Prompt —
Would you quote the material below in full and unchanged?

"""

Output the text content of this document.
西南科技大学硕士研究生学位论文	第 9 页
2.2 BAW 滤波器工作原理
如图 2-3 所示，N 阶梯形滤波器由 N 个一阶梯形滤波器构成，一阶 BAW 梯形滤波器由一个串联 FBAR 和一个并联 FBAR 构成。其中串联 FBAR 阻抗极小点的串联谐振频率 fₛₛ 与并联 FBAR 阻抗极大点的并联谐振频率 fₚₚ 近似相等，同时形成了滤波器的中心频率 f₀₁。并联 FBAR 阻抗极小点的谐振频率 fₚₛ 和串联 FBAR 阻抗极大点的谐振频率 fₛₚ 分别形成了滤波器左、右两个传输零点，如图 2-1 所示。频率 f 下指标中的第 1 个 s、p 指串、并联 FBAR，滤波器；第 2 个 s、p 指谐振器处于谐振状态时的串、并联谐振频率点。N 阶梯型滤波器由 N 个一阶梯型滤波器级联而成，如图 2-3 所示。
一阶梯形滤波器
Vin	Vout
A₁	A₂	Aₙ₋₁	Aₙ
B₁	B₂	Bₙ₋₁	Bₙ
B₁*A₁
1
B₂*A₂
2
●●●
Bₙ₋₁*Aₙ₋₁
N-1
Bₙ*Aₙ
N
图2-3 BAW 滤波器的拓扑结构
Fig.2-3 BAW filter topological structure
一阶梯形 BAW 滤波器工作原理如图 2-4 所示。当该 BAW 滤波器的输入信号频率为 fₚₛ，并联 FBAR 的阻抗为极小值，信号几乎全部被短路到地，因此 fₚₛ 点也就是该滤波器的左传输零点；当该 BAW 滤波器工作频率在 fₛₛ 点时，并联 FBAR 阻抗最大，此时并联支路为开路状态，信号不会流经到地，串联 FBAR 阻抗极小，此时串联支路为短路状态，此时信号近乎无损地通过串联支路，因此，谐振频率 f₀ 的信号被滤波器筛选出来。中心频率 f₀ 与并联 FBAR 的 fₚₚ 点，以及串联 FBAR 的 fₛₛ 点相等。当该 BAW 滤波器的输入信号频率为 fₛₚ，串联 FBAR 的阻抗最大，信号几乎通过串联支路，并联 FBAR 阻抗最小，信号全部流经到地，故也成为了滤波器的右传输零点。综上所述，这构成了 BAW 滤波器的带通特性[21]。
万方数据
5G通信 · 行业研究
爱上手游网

"""

Response to the exercise —
Output the text content of this document.
西南科技大学硕士研究生学位论文	第 9 页
2.2 BAW 滤波器工作原理
如图 2-3 所示，N 阶梯形滤波器由 N 个一阶梯形滤波器构成，一阶 BAW 梯形滤波器由一个串联 FBAR 和一个并联 FBAR 构成。其中串联 FBAR 阻抗极小点的串联谐振频率 fₛₛ 与并联 FBAR 阻抗极大点的并联谐振频率 fₚₚ 近似相等，同时形成了滤波器的中心频率 f₀₁。并联 FBAR 阻抗极小点的谐振频率 fₚₛ 和串联 FBAR 阻抗极大点的谐振频率 fₛₚ 分别形成了滤波器左、右两个传输零点，如图 2-1 所示。频率 f 下指标中的第 1 个 s、p 指串、并联 FBAR，滤波器；第 2 个 s、p 指谐振器处于谐振状态时的串、并联谐振频率点。N 阶梯型滤波器由 N 个一阶梯型滤波器级联而成，如图 2-3 所示。
一阶梯形滤波器
Vin	Vout
A₁	A₂	Aₙ₋₁	Aₙ
B₁	B₂	Bₙ₋₁	Bₙ
B₁*A₁
1
B₂*A₂
2
●●●
Bₙ₋₁*Aₙ₋₁
N-1
Bₙ*Aₙ
N
图2-3 BAW 滤波器的拓扑结构
Fig.2-3 BAW filter topological structure
一阶梯形 BAW 滤波器工作原理如图 2-4 所示。当该 BAW 滤波器的输入信号频率为 fₚₛ，并联 FBAR 的阻抗为极小值，信号几乎全部被短路到地，因此 fₚₛ 点也就是该滤波器的左传输零点；当该 BAW 滤波器工作频率在 fₛₛ 点时，并联 FBAR 阻抗最大，此时并联支路为开路状态，信号不会流经到地，串联 FBAR 阻抗极小，此时串联支路为短路状态，此时信号近乎无损地通过串联支路，因此，谐振频率 f₀ 的信号被滤波器筛选出来。中心频率 f₀ 与并联 FBAR 的 fₚₚ 点，以及串联 FBAR 的 fₛₛ 点相等。当该 BAW 滤波器的输入信号频率为 fₛₚ，串联 FBAR 的阻抗最大，信号几乎通过串联支路，并联 FBAR 阻抗最小，信号全部流经到地，故也成为了滤波器的右传输零点。综上所述，这构成了 BAW 滤波器的带通特性[21]。
万方数据
5G通信 · 行业研究
爱上手游网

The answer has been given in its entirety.